Brief a
Decide whether each statement below agrees with the post on selling values and education, answering yes or no and quoting the words of the post that settle it: (i) the post holds that value resides in the commodity itself; (ii) the post likens schools to markets; (iii) the post states that students pay tuition bills.

Selected extract
━━━━━━━━

Just Wanna Know

Revolutionary Propaganda Organ

Friday, May 12, 2006

Selling Values and Education

1. Immigrants are like buyers: When they come to a country, they look to see if they like the values. If they don’t like them, they don’t “buy” them. They make up new ones or keep their old ones. The host country’s values are thus worthless.

2. Schools are like markets: The students are buying education from teachers, who sell them their wisdom. If the students aren’t satisfied, they reject that wisdom. The wisdom is thus worthless.

(All this above and all that follows is a very crude way of putting it, but it might be correct in a certain way.)

First we can make the more relevant point, in light of recent debates. Immigrants come to America and negotiate to see what America has to offer. If they see nothing of value--that is, if they don’t buy into America’s values (or are excluded from buying them, if the price is prohibitive)--then America’s values are, quite literally and from a capitalist perspective, worthless. This is because they have not been sold--there has been no exchange, no transfer. We know that value does not reside in the commodity itself but in whatever is paid for the commodity when it is sold. In light of this necessity, it might be possible to see immigration--particularly illegal immigration--as vital to any nation’s continued self-image, since it affirms the value of its values (whatever those might be).

If there’s no one knocking down the door to get in, and then finding it profitable to stay and even assimilate the country’s values—in other words, if there’s no demand, no market--then all that Americans believe in is worthless (valueless, without exchange value) because nobody’s buying it.

(How strangely fitting that, even as the US attempts to impose its values in Iraq--some sort of exchange of values in a coerced market--it rejects the potential exchange that could come about from Mexicans and Central Americans who want to evaluate first-hand the value of American values--again, it produces a coerced market. Another contradiction of free trade capitalism?)

Now, the one that’s going to get me into trouble: education. I know this sounds awfully neoliberal, but it may just be how things exist under capitalism. Schools have become markets for knowledge (or maybe they always were). Students pay tuition bills, and then the instructor presents readings and tests the student’s ability to retain the concepts and information contained in those readings.

━━━━━━━━

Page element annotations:
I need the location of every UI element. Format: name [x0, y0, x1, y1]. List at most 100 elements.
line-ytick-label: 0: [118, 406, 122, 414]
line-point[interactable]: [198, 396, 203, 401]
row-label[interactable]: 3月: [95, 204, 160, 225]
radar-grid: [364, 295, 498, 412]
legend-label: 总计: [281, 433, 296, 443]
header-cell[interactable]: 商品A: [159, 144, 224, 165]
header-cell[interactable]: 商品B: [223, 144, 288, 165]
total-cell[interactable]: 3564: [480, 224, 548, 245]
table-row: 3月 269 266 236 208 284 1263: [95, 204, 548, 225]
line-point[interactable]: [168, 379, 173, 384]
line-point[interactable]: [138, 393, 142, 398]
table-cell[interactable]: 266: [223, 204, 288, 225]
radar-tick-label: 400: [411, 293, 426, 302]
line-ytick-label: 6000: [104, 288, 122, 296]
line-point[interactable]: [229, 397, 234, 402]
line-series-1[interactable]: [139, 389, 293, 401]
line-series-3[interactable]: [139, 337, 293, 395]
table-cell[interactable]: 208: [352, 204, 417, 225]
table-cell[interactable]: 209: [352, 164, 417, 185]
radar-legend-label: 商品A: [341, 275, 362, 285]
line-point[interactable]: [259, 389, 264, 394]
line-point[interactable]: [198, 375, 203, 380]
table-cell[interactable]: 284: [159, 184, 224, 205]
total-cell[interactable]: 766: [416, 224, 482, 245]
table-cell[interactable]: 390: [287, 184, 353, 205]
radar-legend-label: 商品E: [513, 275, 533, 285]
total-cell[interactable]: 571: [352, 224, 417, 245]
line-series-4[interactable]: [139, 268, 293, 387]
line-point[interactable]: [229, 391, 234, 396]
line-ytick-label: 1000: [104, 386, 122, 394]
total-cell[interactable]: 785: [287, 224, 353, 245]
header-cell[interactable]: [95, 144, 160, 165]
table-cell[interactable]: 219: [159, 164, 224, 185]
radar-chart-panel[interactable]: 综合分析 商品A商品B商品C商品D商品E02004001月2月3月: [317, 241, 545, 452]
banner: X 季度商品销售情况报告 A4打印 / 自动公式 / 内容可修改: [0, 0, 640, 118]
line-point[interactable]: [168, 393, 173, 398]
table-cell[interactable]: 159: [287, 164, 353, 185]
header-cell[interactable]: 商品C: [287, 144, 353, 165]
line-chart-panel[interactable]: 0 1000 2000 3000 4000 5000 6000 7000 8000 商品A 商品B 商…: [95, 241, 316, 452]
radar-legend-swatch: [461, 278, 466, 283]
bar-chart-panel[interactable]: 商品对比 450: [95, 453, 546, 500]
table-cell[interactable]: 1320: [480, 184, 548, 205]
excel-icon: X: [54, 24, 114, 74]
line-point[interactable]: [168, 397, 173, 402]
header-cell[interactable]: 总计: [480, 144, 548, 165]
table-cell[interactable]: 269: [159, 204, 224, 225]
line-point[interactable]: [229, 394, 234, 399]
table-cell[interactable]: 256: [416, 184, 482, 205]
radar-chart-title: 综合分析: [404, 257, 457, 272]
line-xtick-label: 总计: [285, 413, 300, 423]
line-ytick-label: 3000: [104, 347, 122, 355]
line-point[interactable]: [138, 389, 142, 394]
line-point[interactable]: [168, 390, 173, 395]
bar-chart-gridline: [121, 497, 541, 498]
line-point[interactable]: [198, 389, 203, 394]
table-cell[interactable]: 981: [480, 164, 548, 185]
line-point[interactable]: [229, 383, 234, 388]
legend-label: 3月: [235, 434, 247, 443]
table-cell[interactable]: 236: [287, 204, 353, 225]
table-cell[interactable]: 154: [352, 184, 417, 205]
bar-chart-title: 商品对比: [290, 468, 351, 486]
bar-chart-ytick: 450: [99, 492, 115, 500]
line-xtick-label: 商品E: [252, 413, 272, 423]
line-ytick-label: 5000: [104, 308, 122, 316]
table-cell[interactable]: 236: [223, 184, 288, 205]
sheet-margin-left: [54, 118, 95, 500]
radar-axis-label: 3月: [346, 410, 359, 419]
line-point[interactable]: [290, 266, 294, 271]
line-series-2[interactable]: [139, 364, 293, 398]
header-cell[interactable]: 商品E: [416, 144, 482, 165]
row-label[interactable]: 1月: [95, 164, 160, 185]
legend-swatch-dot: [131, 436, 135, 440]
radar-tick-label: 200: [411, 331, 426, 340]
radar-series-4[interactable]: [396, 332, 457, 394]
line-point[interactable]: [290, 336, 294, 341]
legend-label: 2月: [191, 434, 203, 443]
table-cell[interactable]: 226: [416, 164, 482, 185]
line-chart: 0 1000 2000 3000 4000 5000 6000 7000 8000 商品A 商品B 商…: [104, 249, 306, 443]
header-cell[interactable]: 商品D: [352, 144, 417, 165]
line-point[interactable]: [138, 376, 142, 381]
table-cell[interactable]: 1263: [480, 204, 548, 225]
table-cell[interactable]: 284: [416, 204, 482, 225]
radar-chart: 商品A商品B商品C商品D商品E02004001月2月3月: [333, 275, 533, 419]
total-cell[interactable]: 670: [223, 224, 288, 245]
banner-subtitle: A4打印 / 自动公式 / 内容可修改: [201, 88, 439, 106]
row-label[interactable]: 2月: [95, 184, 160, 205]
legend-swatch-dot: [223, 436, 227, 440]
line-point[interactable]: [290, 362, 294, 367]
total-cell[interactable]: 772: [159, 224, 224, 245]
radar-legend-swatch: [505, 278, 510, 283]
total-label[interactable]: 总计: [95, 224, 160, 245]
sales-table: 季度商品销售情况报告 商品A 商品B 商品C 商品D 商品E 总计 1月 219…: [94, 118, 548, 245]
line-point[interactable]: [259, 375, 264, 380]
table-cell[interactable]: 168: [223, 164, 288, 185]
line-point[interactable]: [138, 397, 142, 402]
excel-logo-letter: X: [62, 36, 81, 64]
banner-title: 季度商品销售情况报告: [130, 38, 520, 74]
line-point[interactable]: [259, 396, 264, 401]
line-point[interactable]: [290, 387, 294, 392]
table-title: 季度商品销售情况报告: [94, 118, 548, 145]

━━━━━━━━

Brief b
Reproduce the entries from their first line through the line holding "radar-grid: [364, 295, 498, 412]", inclusive.

Full solution a
(i) No: "We know that value does not reside in the commodity itself but in whatever is paid for the commodity when it is sold."
(ii) Yes: "Schools are like markets"
(iii) Yes: "Students pay tuition bills"

Full solution b
I need the location of every UI element. Format: name [x0, y0, x1, y1]. List at most 100 elements.
line-ytick-label: 0: [118, 406, 122, 414]
line-point[interactable]: [198, 396, 203, 401]
row-label[interactable]: 3月: [95, 204, 160, 225]
radar-grid: [364, 295, 498, 412]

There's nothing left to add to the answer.